Set task> Go through the material and write it all out exactly, minus the pictures.

Task inputs>
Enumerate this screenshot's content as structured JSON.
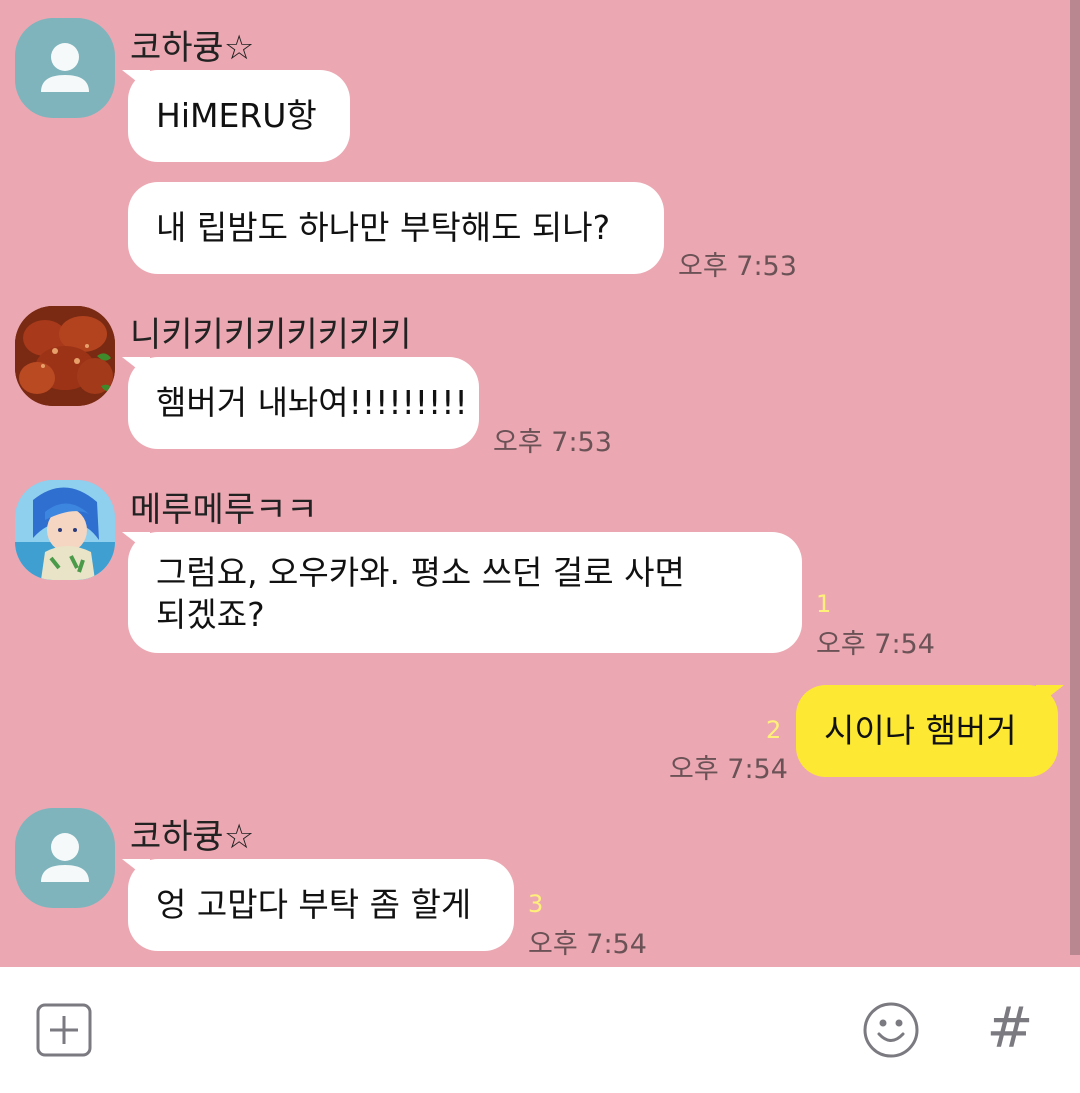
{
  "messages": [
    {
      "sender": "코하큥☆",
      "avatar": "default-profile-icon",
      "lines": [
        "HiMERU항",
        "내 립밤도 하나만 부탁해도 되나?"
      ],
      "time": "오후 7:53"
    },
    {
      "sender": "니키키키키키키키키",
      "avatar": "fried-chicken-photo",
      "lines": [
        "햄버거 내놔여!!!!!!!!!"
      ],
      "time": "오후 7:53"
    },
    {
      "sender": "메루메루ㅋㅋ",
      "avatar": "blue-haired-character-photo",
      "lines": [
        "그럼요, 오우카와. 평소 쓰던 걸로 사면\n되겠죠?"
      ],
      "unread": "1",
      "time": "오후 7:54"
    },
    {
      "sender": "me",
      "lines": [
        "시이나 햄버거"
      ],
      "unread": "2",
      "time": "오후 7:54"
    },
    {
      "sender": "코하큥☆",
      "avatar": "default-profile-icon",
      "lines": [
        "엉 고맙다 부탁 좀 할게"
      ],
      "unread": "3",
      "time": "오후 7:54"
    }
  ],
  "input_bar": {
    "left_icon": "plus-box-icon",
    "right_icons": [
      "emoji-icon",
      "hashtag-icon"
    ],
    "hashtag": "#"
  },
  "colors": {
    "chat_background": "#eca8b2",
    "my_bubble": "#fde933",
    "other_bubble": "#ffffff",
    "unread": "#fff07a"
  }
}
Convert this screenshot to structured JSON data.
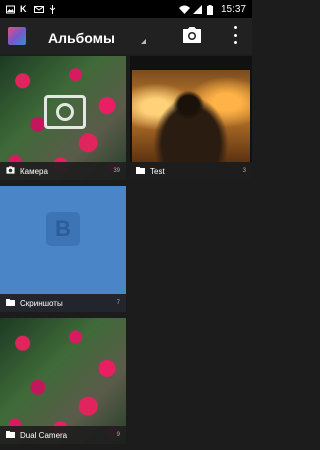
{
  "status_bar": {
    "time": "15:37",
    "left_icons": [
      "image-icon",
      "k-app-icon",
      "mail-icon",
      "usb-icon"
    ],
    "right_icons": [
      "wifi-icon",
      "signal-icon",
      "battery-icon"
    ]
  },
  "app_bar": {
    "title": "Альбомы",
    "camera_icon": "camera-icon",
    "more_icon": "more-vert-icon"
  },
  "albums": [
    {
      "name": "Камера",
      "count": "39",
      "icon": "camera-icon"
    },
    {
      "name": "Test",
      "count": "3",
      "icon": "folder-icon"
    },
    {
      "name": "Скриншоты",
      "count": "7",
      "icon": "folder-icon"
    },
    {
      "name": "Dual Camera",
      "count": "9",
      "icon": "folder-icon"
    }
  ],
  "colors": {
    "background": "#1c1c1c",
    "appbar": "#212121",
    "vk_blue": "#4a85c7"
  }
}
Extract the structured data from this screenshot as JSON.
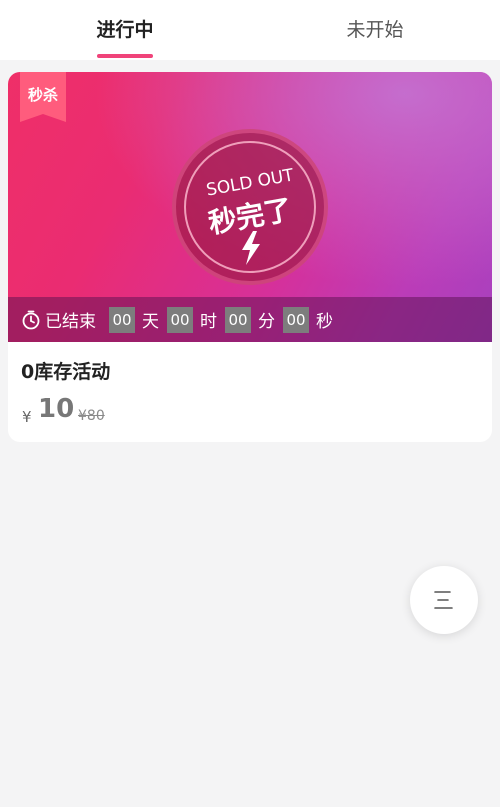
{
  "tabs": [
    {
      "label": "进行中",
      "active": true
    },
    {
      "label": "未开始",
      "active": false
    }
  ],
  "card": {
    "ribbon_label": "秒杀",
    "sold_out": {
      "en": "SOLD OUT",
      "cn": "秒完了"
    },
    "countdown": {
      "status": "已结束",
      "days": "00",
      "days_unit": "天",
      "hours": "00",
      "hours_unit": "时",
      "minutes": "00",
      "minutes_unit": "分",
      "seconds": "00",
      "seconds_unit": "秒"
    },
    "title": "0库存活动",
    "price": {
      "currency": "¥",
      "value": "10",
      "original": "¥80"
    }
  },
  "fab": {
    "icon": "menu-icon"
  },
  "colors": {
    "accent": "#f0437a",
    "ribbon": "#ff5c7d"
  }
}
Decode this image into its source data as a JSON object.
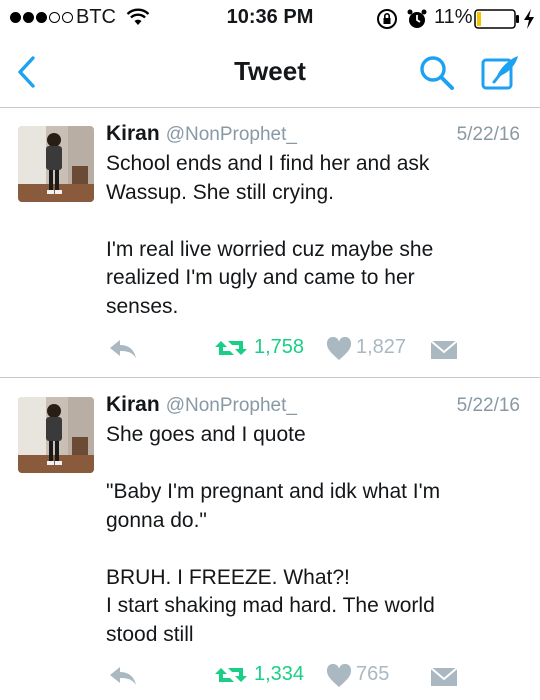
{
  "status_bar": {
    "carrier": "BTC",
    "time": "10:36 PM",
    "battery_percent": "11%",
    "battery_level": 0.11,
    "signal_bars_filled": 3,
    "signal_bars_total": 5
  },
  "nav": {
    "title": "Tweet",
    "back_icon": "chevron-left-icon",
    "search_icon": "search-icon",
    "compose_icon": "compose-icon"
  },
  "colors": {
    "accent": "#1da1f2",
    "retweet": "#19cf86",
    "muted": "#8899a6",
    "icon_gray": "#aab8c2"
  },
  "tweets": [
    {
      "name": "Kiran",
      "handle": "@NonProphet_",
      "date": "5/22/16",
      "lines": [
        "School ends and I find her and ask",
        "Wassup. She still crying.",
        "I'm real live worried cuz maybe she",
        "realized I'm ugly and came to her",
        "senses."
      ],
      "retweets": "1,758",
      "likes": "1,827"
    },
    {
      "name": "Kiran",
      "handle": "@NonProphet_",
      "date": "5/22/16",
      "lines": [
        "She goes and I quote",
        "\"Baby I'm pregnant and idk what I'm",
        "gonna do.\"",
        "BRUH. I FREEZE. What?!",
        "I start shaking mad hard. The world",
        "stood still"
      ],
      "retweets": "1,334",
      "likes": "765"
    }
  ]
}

Solution to the exercise>
Enumerate this screenshot's content as structured JSON.
{
  "messages": [
    {
      "sender": "코하큥☆",
      "avatar": "default-profile-icon",
      "lines": [
        "HiMERU항",
        "내 립밤도 하나만 부탁해도 되나?"
      ],
      "time": "오후 7:53"
    },
    {
      "sender": "니키키키키키키키키",
      "avatar": "fried-chicken-photo",
      "lines": [
        "햄버거 내놔여!!!!!!!!!"
      ],
      "time": "오후 7:53"
    },
    {
      "sender": "메루메루ㅋㅋ",
      "avatar": "blue-haired-character-photo",
      "lines": [
        "그럼요, 오우카와. 평소 쓰던 걸로 사면\n되겠죠?"
      ],
      "unread": "1",
      "time": "오후 7:54"
    },
    {
      "sender": "me",
      "lines": [
        "시이나 햄버거"
      ],
      "unread": "2",
      "time": "오후 7:54"
    },
    {
      "sender": "코하큥☆",
      "avatar": "default-profile-icon",
      "lines": [
        "엉 고맙다 부탁 좀 할게"
      ],
      "unread": "3",
      "time": "오후 7:54"
    }
  ],
  "input_bar": {
    "left_icon": "plus-box-icon",
    "right_icons": [
      "emoji-icon",
      "hashtag-icon"
    ],
    "hashtag": "#"
  },
  "colors": {
    "chat_background": "#eca8b2",
    "my_bubble": "#fde933",
    "other_bubble": "#ffffff",
    "unread": "#fff07a"
  }
}
Convert this screenshot to structured JSON data.
{
  "status_bar": {
    "time": "15:37",
    "left_icons": [
      "image-icon",
      "k-app-icon",
      "mail-icon",
      "usb-icon"
    ],
    "right_icons": [
      "wifi-icon",
      "signal-icon",
      "battery-icon"
    ]
  },
  "app_bar": {
    "title": "Альбомы",
    "camera_icon": "camera-icon",
    "more_icon": "more-vert-icon"
  },
  "albums": [
    {
      "name": "Камера",
      "count": "39",
      "icon": "camera-icon"
    },
    {
      "name": "Test",
      "count": "3",
      "icon": "folder-icon"
    },
    {
      "name": "Скриншоты",
      "count": "7",
      "icon": "folder-icon"
    },
    {
      "name": "Dual Camera",
      "count": "9",
      "icon": "folder-icon"
    }
  ],
  "colors": {
    "background": "#1c1c1c",
    "appbar": "#212121",
    "vk_blue": "#4a85c7"
  }
}
Extract the structured data from this screenshot as JSON.
{
  "tabs": [
    {
      "label": "进行中",
      "active": true
    },
    {
      "label": "未开始",
      "active": false
    }
  ],
  "card": {
    "ribbon_label": "秒杀",
    "sold_out": {
      "en": "SOLD OUT",
      "cn": "秒完了"
    },
    "countdown": {
      "status": "已结束",
      "days": "00",
      "days_unit": "天",
      "hours": "00",
      "hours_unit": "时",
      "minutes": "00",
      "minutes_unit": "分",
      "seconds": "00",
      "seconds_unit": "秒"
    },
    "title": "0库存活动",
    "price": {
      "currency": "¥",
      "value": "10",
      "original": "¥80"
    }
  },
  "fab": {
    "icon": "menu-icon"
  },
  "colors": {
    "accent": "#f0437a",
    "ribbon": "#ff5c7d"
  }
}
Decode this image into its source data as a JSON object.
{
  "status_bar": {
    "carrier": "BTC",
    "time": "10:36 PM",
    "battery_percent": "11%",
    "battery_level": 0.11,
    "signal_bars_filled": 3,
    "signal_bars_total": 5
  },
  "nav": {
    "title": "Tweet",
    "back_icon": "chevron-left-icon",
    "search_icon": "search-icon",
    "compose_icon": "compose-icon"
  },
  "colors": {
    "accent": "#1da1f2",
    "retweet": "#19cf86",
    "muted": "#8899a6",
    "icon_gray": "#aab8c2"
  },
  "tweets": [
    {
      "name": "Kiran",
      "handle": "@NonProphet_",
      "date": "5/22/16",
      "lines": [
        "School ends and I find her and ask",
        "Wassup. She still crying.",
        "I'm real live worried cuz maybe she",
        "realized I'm ugly and came to her",
        "senses."
      ],
      "retweets": "1,758",
      "likes": "1,827"
    },
    {
      "name": "Kiran",
      "handle": "@NonProphet_",
      "date": "5/22/16",
      "lines": [
        "She goes and I quote",
        "\"Baby I'm pregnant and idk what I'm",
        "gonna do.\"",
        "BRUH. I FREEZE. What?!",
        "I start shaking mad hard. The world",
        "stood still"
      ],
      "retweets": "1,334",
      "likes": "765"
    }
  ]
}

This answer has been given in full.